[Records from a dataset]
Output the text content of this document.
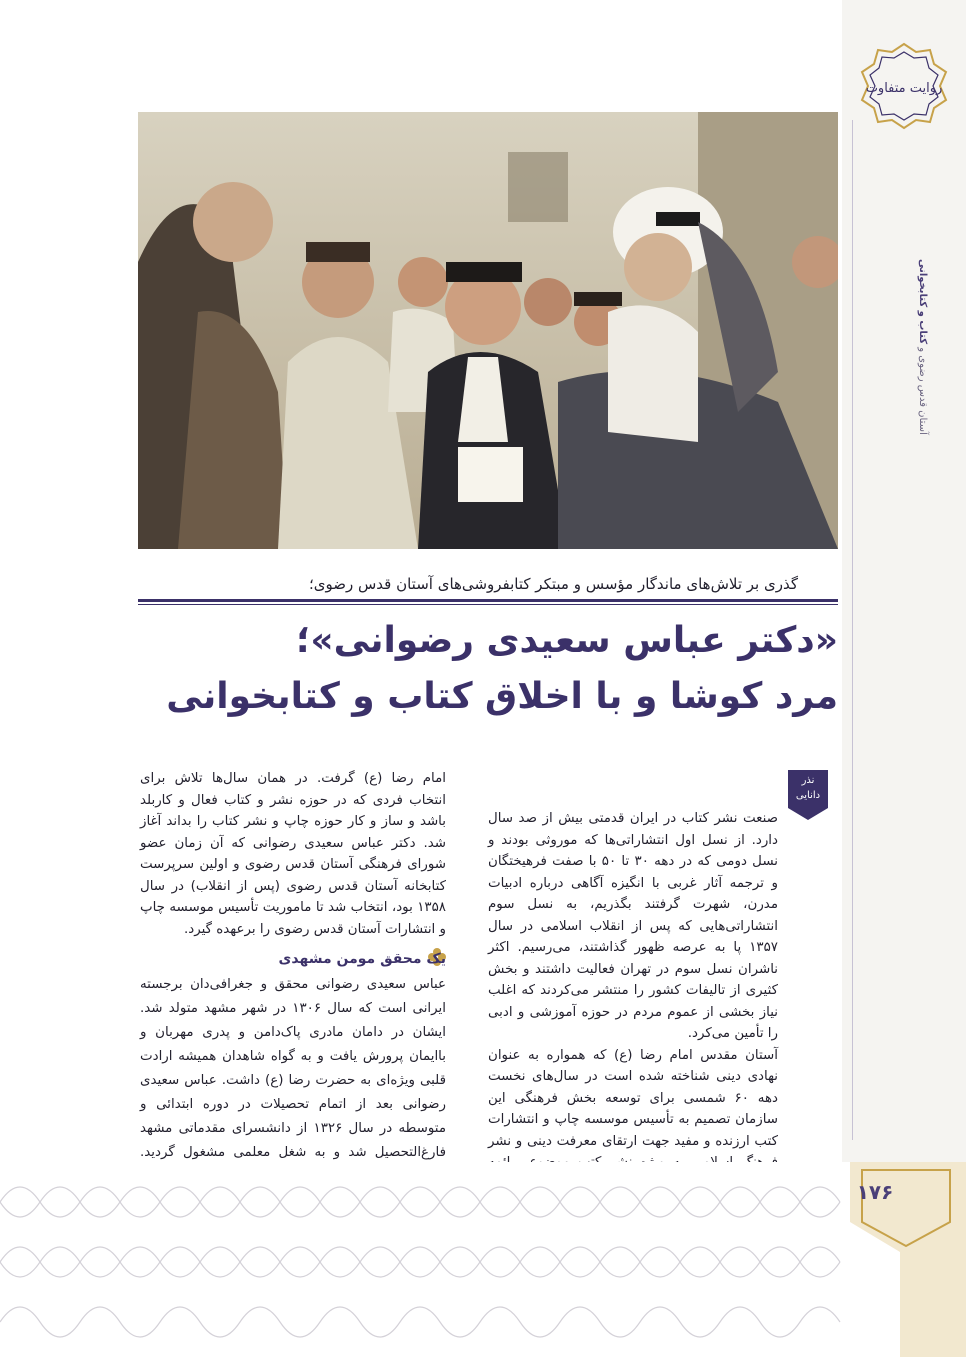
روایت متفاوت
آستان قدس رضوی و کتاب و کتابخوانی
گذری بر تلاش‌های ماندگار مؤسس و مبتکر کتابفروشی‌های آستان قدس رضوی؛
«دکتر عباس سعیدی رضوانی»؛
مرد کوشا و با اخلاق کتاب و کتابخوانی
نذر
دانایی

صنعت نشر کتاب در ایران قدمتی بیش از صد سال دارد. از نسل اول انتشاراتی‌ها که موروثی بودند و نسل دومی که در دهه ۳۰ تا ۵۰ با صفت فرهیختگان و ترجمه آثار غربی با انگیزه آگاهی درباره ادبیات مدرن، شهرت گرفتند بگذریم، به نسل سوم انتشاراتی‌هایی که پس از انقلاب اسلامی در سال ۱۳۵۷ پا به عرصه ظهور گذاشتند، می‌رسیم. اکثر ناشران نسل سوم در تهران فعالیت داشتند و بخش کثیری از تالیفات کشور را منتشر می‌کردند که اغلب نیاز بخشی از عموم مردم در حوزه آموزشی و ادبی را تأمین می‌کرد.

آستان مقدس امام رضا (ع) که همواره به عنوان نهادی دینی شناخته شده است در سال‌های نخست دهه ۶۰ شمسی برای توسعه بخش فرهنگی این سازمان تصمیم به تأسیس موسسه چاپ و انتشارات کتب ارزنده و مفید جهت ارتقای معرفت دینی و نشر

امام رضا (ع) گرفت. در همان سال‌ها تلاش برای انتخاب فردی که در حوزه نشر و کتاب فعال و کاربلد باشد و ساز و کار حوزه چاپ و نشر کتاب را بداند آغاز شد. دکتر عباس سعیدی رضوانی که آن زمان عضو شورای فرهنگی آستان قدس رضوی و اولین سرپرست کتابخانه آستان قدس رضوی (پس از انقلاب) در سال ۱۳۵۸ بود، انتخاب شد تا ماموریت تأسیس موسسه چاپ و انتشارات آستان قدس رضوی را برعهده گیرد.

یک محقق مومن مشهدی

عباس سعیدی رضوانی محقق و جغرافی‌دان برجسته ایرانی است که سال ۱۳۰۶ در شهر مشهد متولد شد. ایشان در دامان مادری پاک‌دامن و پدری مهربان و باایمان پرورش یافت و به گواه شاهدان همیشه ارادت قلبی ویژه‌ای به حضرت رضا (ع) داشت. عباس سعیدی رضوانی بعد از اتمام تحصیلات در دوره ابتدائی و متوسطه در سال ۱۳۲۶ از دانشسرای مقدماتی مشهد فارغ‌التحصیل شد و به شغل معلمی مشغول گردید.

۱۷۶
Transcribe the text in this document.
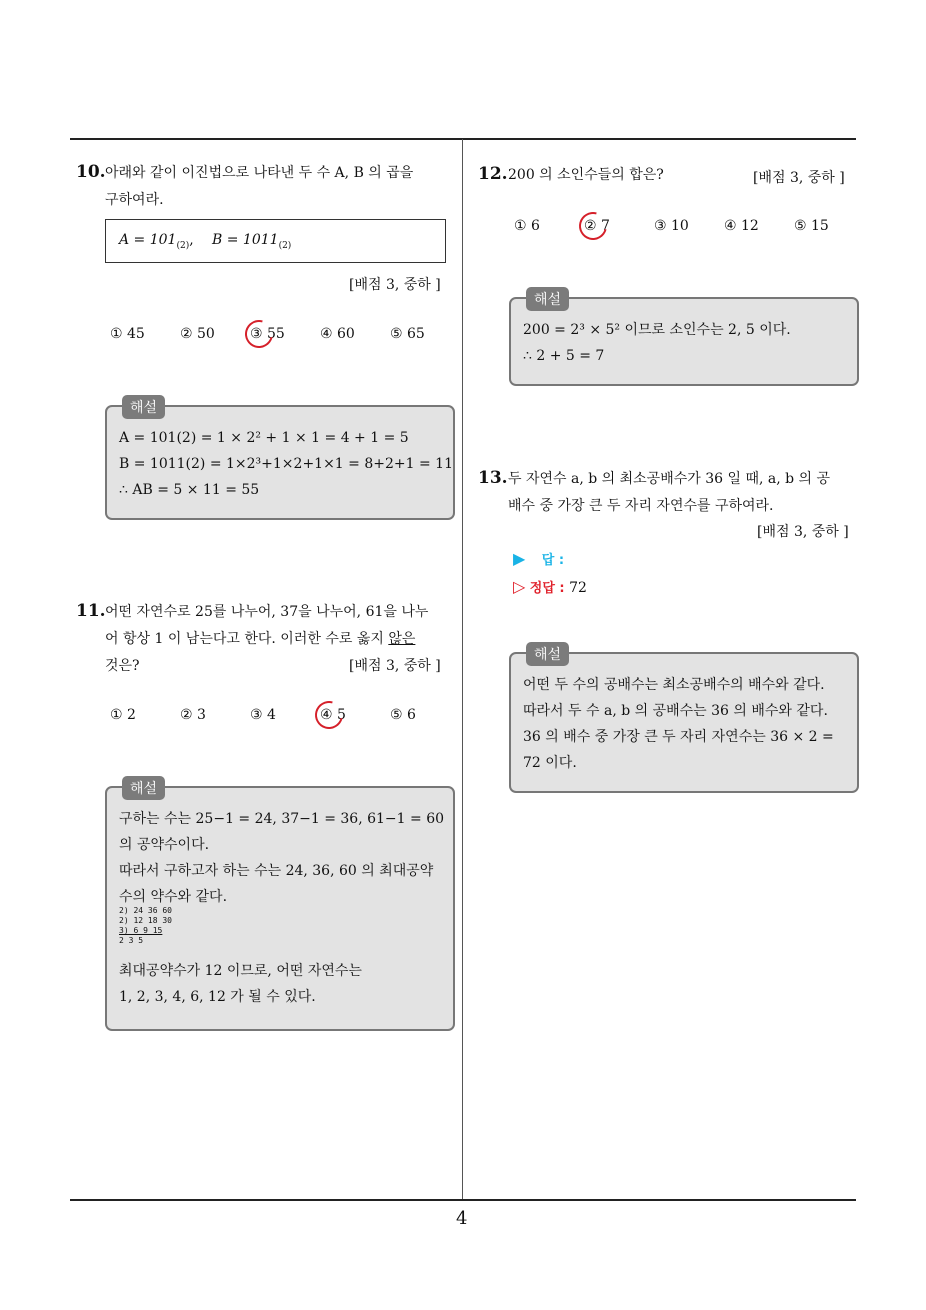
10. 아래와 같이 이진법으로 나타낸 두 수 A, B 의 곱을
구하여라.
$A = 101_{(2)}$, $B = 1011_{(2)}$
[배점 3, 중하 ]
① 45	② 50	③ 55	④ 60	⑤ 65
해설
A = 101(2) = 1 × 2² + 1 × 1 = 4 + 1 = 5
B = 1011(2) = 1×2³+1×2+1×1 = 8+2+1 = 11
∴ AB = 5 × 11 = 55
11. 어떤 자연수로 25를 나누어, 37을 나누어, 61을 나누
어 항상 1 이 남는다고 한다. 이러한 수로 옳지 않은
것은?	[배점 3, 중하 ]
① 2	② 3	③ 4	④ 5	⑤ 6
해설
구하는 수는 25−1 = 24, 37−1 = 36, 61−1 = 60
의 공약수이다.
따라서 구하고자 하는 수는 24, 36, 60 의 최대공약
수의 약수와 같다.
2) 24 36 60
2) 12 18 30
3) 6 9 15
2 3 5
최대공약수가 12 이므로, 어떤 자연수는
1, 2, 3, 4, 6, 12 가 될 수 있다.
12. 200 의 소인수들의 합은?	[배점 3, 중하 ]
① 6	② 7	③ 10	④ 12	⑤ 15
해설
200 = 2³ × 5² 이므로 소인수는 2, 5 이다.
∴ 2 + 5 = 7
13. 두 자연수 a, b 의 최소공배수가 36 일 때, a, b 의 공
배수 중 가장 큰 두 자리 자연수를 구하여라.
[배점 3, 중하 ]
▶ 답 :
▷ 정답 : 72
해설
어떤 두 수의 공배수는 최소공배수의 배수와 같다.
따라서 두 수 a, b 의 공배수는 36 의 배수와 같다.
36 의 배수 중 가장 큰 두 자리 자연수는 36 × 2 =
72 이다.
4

** REQUEST **
All entries must be written out again exactly as given, with no pictures in the copy.

** THE ANSWER **
Output the text content of this document.
روایت متفاوت
آستان قدس رضوی و کتاب و کتابخوانی
گذری بر تلاش‌های ماندگار مؤسس و مبتکر کتابفروشی‌های آستان قدس رضوی؛
«دکتر عباس سعیدی رضوانی»؛
مرد کوشا و با اخلاق کتاب و کتابخوانی
نذر
دانایی

صنعت نشر کتاب در ایران قدمتی بیش از صد سال دارد. از نسل اول انتشاراتی‌ها که موروثی بودند و نسل دومی که در دهه ۳۰ تا ۵۰ با صفت فرهیختگان و ترجمه آثار غربی با انگیزه آگاهی درباره ادبیات مدرن، شهرت گرفتند بگذریم، به نسل سوم انتشاراتی‌هایی که پس از انقلاب اسلامی در سال ۱۳۵۷ پا به عرصه ظهور گذاشتند، می‌رسیم. اکثر ناشران نسل سوم در تهران فعالیت داشتند و بخش کثیری از تالیفات کشور را منتشر می‌کردند که اغلب نیاز بخشی از عموم مردم در حوزه آموزشی و ادبی را تأمین می‌کرد.

آستان مقدس امام رضا (ع) که همواره به عنوان نهادی دینی شناخته شده است در سال‌های نخست دهه ۶۰ شمسی برای توسعه بخش فرهنگی این سازمان تصمیم به تأسیس موسسه چاپ و انتشارات کتب ارزنده و مفید جهت ارتقای معرفت دینی و نشر

امام رضا (ع) گرفت. در همان سال‌ها تلاش برای انتخاب فردی که در حوزه نشر و کتاب فعال و کاربلد باشد و ساز و کار حوزه چاپ و نشر کتاب را بداند آغاز شد. دکتر عباس سعیدی رضوانی که آن زمان عضو شورای فرهنگی آستان قدس رضوی و اولین سرپرست کتابخانه آستان قدس رضوی (پس از انقلاب) در سال ۱۳۵۸ بود، انتخاب شد تا ماموریت تأسیس موسسه چاپ و انتشارات آستان قدس رضوی را برعهده گیرد.

یک محقق مومن مشهدی

عباس سعیدی رضوانی محقق و جغرافی‌دان برجسته ایرانی است که سال ۱۳۰۶ در شهر مشهد متولد شد. ایشان در دامان مادری پاک‌دامن و پدری مهربان و باایمان پرورش یافت و به گواه شاهدان همیشه ارادت قلبی ویژه‌ای به حضرت رضا (ع) داشت. عباس سعیدی رضوانی بعد از اتمام تحصیلات در دوره ابتدائی و متوسطه در سال ۱۳۲۶ از دانشسرای مقدماتی مشهد فارغ‌التحصیل شد و به شغل معلمی مشغول گردید.

۱۷۶
Transcribe the text in this document.
10. 아래와 같이 이진법으로 나타낸 두 수 A, B 의 곱을
구하여라.
$A = 101_{(2)}$, $B = 1011_{(2)}$
[배점 3, 중하 ]
① 45	② 50	③ 55	④ 60	⑤ 65
해설
A = 101(2) = 1 × 2² + 1 × 1 = 4 + 1 = 5
B = 1011(2) = 1×2³+1×2+1×1 = 8+2+1 = 11
∴ AB = 5 × 11 = 55
11. 어떤 자연수로 25를 나누어, 37을 나누어, 61을 나누
어 항상 1 이 남는다고 한다. 이러한 수로 옳지 않은
것은?	[배점 3, 중하 ]
① 2	② 3	③ 4	④ 5	⑤ 6
해설
구하는 수는 25−1 = 24, 37−1 = 36, 61−1 = 60
의 공약수이다.
따라서 구하고자 하는 수는 24, 36, 60 의 최대공약
수의 약수와 같다.
2) 24 36 60
2) 12 18 30
3) 6 9 15
2 3 5
최대공약수가 12 이므로, 어떤 자연수는
1, 2, 3, 4, 6, 12 가 될 수 있다.
12. 200 의 소인수들의 합은?	[배점 3, 중하 ]
① 6	② 7	③ 10	④ 12	⑤ 15
해설
200 = 2³ × 5² 이므로 소인수는 2, 5 이다.
∴ 2 + 5 = 7
13. 두 자연수 a, b 의 최소공배수가 36 일 때, a, b 의 공
배수 중 가장 큰 두 자리 자연수를 구하여라.
[배점 3, 중하 ]
▶ 답 :
▷ 정답 : 72
해설
어떤 두 수의 공배수는 최소공배수의 배수와 같다.
따라서 두 수 a, b 의 공배수는 36 의 배수와 같다.
36 의 배수 중 가장 큰 두 자리 자연수는 36 × 2 =
72 이다.
4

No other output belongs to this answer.